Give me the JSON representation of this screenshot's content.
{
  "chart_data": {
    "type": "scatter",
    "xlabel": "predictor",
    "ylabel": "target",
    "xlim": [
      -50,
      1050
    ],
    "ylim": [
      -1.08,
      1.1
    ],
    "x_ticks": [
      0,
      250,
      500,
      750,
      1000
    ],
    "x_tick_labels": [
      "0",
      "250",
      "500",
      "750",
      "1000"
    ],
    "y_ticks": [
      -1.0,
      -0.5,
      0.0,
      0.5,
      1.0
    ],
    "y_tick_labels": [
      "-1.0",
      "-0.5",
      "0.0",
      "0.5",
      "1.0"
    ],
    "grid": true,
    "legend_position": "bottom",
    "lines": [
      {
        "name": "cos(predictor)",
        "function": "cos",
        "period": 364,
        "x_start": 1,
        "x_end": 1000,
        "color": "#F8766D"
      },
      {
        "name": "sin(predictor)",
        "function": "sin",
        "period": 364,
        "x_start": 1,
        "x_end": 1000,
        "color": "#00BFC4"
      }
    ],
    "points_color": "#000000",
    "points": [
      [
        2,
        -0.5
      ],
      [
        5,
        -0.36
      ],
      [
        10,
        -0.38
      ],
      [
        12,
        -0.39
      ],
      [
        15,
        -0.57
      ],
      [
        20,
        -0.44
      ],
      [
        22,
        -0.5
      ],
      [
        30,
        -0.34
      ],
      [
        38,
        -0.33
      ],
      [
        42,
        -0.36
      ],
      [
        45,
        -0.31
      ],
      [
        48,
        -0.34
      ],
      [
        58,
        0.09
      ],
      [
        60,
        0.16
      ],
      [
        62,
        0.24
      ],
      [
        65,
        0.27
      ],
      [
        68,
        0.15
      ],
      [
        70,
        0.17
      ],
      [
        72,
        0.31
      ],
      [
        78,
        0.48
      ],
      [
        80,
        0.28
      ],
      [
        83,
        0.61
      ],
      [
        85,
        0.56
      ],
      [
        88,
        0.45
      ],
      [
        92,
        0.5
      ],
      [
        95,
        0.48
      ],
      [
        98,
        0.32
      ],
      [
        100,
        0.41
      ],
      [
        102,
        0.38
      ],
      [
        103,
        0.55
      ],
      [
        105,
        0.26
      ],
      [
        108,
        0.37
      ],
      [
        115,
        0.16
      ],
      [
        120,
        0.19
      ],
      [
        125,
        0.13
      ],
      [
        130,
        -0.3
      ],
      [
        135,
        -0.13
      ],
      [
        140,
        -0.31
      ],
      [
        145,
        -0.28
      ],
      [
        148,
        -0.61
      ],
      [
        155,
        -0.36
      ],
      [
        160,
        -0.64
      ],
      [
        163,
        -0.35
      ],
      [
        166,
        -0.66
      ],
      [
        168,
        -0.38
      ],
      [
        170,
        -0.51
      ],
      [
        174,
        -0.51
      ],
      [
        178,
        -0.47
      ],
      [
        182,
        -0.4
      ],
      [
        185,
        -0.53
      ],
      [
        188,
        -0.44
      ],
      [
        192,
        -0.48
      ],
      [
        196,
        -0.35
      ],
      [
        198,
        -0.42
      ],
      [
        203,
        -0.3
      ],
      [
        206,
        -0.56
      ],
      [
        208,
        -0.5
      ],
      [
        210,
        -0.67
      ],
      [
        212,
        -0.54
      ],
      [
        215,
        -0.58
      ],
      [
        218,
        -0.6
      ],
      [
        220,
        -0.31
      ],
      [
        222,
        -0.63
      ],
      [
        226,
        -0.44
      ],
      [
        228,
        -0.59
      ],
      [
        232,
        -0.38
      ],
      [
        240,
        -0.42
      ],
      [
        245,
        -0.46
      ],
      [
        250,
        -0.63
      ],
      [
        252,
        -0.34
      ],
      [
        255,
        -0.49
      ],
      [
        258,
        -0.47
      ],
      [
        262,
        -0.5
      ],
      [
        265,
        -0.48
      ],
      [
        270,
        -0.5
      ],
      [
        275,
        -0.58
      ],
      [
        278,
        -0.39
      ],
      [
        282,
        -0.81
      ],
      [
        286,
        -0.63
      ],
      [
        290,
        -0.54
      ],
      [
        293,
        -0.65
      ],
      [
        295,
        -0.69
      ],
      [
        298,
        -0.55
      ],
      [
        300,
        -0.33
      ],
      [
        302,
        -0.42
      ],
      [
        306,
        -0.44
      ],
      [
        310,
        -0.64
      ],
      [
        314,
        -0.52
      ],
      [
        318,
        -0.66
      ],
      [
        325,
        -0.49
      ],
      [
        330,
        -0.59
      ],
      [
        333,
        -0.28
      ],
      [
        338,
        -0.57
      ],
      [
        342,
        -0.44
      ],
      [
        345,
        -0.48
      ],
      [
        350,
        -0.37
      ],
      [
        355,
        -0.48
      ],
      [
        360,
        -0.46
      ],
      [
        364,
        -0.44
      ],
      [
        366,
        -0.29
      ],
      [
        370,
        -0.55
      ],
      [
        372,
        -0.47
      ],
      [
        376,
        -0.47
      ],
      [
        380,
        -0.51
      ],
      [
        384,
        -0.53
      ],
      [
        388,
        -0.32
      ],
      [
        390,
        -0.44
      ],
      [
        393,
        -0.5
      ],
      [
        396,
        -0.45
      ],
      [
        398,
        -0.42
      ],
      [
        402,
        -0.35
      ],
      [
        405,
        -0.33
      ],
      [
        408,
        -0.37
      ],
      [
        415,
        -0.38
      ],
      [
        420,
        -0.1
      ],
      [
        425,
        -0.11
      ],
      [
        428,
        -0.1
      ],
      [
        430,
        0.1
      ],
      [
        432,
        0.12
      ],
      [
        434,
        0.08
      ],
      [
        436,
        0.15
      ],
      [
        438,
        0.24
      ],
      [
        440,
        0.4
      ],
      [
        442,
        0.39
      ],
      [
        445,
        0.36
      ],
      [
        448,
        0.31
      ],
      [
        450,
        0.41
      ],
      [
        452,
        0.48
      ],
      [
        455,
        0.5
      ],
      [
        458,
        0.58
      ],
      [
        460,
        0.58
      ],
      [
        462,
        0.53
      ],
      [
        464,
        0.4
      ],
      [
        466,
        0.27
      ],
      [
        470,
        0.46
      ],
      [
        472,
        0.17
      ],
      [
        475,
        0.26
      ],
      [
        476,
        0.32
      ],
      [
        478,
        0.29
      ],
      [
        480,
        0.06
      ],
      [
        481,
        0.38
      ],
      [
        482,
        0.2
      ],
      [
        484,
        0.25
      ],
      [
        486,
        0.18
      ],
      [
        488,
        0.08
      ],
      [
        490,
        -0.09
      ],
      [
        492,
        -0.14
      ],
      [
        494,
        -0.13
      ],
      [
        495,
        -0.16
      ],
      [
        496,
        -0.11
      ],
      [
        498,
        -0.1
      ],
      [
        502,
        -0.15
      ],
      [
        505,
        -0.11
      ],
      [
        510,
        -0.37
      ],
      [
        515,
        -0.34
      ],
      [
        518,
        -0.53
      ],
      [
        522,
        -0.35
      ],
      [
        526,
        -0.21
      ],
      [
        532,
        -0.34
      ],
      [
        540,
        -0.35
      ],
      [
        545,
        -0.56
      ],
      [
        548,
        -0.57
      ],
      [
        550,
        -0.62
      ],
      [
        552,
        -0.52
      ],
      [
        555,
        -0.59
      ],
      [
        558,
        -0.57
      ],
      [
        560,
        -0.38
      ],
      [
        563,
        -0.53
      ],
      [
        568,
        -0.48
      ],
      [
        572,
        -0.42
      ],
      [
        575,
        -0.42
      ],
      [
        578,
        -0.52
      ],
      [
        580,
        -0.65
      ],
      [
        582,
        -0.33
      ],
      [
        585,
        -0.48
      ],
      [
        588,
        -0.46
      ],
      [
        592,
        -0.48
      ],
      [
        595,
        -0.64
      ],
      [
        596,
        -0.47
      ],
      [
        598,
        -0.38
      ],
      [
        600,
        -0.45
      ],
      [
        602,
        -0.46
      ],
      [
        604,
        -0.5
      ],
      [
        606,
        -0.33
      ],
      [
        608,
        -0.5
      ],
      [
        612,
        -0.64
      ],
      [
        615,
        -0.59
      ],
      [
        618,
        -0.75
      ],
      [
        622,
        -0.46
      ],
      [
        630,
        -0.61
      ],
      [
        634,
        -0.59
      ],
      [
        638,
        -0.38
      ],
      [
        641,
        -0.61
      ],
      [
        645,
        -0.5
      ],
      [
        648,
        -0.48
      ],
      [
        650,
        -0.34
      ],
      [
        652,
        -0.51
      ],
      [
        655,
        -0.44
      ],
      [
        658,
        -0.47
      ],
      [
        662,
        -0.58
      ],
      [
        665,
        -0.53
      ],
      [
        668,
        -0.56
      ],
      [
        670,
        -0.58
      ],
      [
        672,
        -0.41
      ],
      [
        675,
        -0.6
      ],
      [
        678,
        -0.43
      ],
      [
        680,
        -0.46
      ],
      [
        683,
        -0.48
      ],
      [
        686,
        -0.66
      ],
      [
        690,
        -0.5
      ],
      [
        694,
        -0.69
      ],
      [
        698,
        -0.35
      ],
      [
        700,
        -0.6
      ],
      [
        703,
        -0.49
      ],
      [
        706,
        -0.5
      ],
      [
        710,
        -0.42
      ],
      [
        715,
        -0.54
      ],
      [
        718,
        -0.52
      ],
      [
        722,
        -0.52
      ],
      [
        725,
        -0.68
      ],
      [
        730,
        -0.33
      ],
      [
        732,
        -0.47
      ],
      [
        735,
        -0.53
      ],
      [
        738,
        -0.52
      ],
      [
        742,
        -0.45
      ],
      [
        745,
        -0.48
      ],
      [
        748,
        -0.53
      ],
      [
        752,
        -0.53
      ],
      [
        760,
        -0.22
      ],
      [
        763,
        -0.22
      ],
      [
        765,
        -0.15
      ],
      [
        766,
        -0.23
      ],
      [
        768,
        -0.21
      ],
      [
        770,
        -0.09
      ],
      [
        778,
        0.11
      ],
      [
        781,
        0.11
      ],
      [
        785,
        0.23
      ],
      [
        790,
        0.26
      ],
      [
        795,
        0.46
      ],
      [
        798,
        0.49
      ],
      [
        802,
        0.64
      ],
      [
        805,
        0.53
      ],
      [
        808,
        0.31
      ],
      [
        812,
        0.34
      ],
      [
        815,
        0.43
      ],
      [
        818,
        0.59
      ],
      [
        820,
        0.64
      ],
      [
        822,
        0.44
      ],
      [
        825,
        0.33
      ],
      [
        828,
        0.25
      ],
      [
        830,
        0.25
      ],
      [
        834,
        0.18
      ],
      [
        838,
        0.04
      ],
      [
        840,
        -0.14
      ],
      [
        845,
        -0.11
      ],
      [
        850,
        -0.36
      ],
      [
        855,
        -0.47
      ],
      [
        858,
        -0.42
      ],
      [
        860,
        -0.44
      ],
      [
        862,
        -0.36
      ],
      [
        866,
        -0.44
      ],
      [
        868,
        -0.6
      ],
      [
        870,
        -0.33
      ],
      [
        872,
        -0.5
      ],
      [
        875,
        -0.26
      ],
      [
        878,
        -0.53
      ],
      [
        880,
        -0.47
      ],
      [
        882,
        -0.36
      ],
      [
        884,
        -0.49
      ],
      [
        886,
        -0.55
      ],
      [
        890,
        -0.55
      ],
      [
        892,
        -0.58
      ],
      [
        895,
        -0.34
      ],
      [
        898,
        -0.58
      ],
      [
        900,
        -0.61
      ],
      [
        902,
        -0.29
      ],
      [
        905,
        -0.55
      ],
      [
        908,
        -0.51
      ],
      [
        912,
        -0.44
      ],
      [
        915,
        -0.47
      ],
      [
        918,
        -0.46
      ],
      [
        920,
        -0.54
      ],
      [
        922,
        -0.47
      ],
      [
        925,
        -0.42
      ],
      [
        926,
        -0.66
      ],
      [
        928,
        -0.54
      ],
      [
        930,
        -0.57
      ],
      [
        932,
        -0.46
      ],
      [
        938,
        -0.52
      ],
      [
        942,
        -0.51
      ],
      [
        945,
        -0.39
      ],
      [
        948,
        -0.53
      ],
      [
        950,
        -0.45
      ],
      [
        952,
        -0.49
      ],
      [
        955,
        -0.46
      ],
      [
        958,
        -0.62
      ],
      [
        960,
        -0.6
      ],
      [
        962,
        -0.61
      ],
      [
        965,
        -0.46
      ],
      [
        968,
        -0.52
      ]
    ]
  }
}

What is required – Report the count of lines in the entries that contain the string "predictor", and nothing besides it.

Task result – 3